WHAT THE TASK REQUIRES: Write out all the entries word for word and omit any pictures.

Lines of data
....
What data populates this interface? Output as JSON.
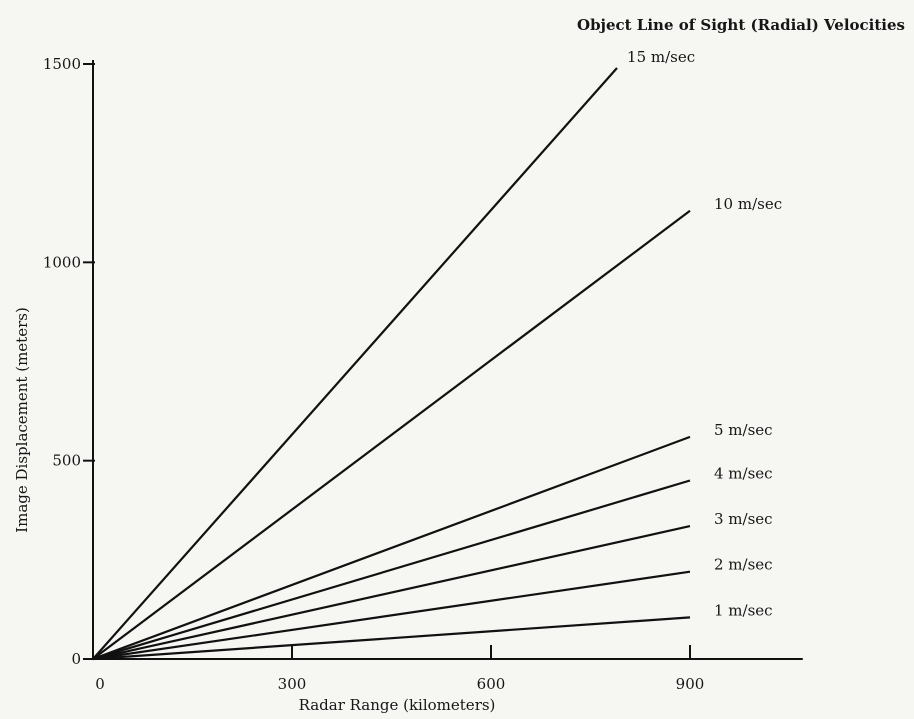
{
  "chart_data": {
    "type": "line",
    "title": "",
    "legend_title": "Object Line of Sight (Radial) Velocities",
    "xlabel": "Radar Range (kilometers)",
    "ylabel": "Image Displacement (meters)",
    "xlim": [
      0,
      1070
    ],
    "ylim": [
      0,
      1500
    ],
    "xticks": [
      0,
      300,
      600,
      900
    ],
    "yticks": [
      0,
      500,
      1000,
      1500
    ],
    "grid": false,
    "legend_placement": "labels at line ends",
    "colors": {
      "line": "#111111",
      "axis": "#111111",
      "background": "#f6f6f3"
    },
    "series": [
      {
        "name": "15 m/sec",
        "x": [
          0,
          790
        ],
        "y": [
          0,
          1490
        ]
      },
      {
        "name": "10 m/sec",
        "x": [
          0,
          900
        ],
        "y": [
          0,
          1130
        ]
      },
      {
        "name": "5 m/sec",
        "x": [
          0,
          900
        ],
        "y": [
          0,
          560
        ]
      },
      {
        "name": "4 m/sec",
        "x": [
          0,
          900
        ],
        "y": [
          0,
          450
        ]
      },
      {
        "name": "3 m/sec",
        "x": [
          0,
          900
        ],
        "y": [
          0,
          335
        ]
      },
      {
        "name": "2 m/sec",
        "x": [
          0,
          900
        ],
        "y": [
          0,
          220
        ]
      },
      {
        "name": "1 m/sec",
        "x": [
          0,
          900
        ],
        "y": [
          0,
          105
        ]
      }
    ]
  }
}
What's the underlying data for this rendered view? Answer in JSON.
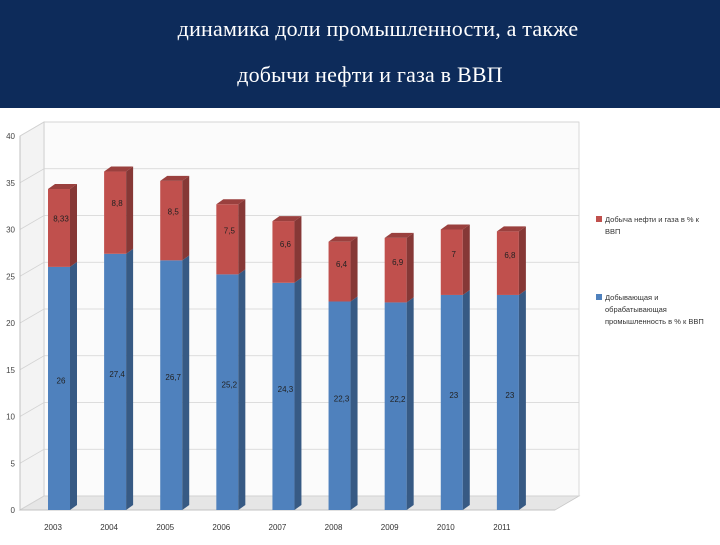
{
  "header": {
    "title_line1": "динамика доли промышленности, а также",
    "title_line2": "добычи нефти и газа в ВВП"
  },
  "chart_data": {
    "type": "bar",
    "stacked": true,
    "categories": [
      "2003",
      "2004",
      "2005",
      "2006",
      "2007",
      "2008",
      "2009",
      "2010",
      "2011"
    ],
    "series": [
      {
        "name": "Добывающая и обрабатывающая промышленность в % к ВВП",
        "color": "#4f81bd",
        "values": [
          26,
          27.4,
          26.7,
          25.2,
          24.3,
          22.3,
          22.2,
          23,
          23
        ],
        "labels": [
          "26",
          "27,4",
          "26,7",
          "25,2",
          "24,3",
          "22,3",
          "22,2",
          "23",
          "23"
        ]
      },
      {
        "name": "Добыча нефти и газа в % к ВВП",
        "color": "#c0504d",
        "values": [
          8.33,
          8.8,
          8.5,
          7.5,
          6.6,
          6.4,
          6.9,
          7,
          6.8
        ],
        "labels": [
          "8,33",
          "8,8",
          "8,5",
          "7,5",
          "6,6",
          "6,4",
          "6,9",
          "7",
          "6,8"
        ]
      }
    ],
    "yticks": [
      "0",
      "5",
      "10",
      "15",
      "20",
      "25",
      "30",
      "35",
      "40"
    ],
    "ylim": [
      0,
      40
    ],
    "grid": true,
    "legend": "right"
  }
}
....
FINAL RESULT:
What data populates this interface? Output as JSON.
{
  "chart_data": {
    "type": "line",
    "title": "",
    "legend_title": "Object Line of Sight (Radial) Velocities",
    "xlabel": "Radar Range (kilometers)",
    "ylabel": "Image Displacement (meters)",
    "xlim": [
      0,
      1070
    ],
    "ylim": [
      0,
      1500
    ],
    "xticks": [
      0,
      300,
      600,
      900
    ],
    "yticks": [
      0,
      500,
      1000,
      1500
    ],
    "grid": false,
    "legend_placement": "labels at line ends",
    "colors": {
      "line": "#111111",
      "axis": "#111111",
      "background": "#f6f6f3"
    },
    "series": [
      {
        "name": "15 m/sec",
        "x": [
          0,
          790
        ],
        "y": [
          0,
          1490
        ]
      },
      {
        "name": "10 m/sec",
        "x": [
          0,
          900
        ],
        "y": [
          0,
          1130
        ]
      },
      {
        "name": "5 m/sec",
        "x": [
          0,
          900
        ],
        "y": [
          0,
          560
        ]
      },
      {
        "name": "4 m/sec",
        "x": [
          0,
          900
        ],
        "y": [
          0,
          450
        ]
      },
      {
        "name": "3 m/sec",
        "x": [
          0,
          900
        ],
        "y": [
          0,
          335
        ]
      },
      {
        "name": "2 m/sec",
        "x": [
          0,
          900
        ],
        "y": [
          0,
          220
        ]
      },
      {
        "name": "1 m/sec",
        "x": [
          0,
          900
        ],
        "y": [
          0,
          105
        ]
      }
    ]
  }
}
What's the underlying data for this rendered view? Answer in JSON.
{
  "header": {
    "title_line1": "динамика доли промышленности, а также",
    "title_line2": "добычи нефти и газа в ВВП"
  },
  "chart_data": {
    "type": "bar",
    "stacked": true,
    "categories": [
      "2003",
      "2004",
      "2005",
      "2006",
      "2007",
      "2008",
      "2009",
      "2010",
      "2011"
    ],
    "series": [
      {
        "name": "Добывающая и обрабатывающая промышленность в % к ВВП",
        "color": "#4f81bd",
        "values": [
          26,
          27.4,
          26.7,
          25.2,
          24.3,
          22.3,
          22.2,
          23,
          23
        ],
        "labels": [
          "26",
          "27,4",
          "26,7",
          "25,2",
          "24,3",
          "22,3",
          "22,2",
          "23",
          "23"
        ]
      },
      {
        "name": "Добыча нефти и газа в % к ВВП",
        "color": "#c0504d",
        "values": [
          8.33,
          8.8,
          8.5,
          7.5,
          6.6,
          6.4,
          6.9,
          7,
          6.8
        ],
        "labels": [
          "8,33",
          "8,8",
          "8,5",
          "7,5",
          "6,6",
          "6,4",
          "6,9",
          "7",
          "6,8"
        ]
      }
    ],
    "yticks": [
      "0",
      "5",
      "10",
      "15",
      "20",
      "25",
      "30",
      "35",
      "40"
    ],
    "ylim": [
      0,
      40
    ],
    "grid": true,
    "legend": "right"
  }
}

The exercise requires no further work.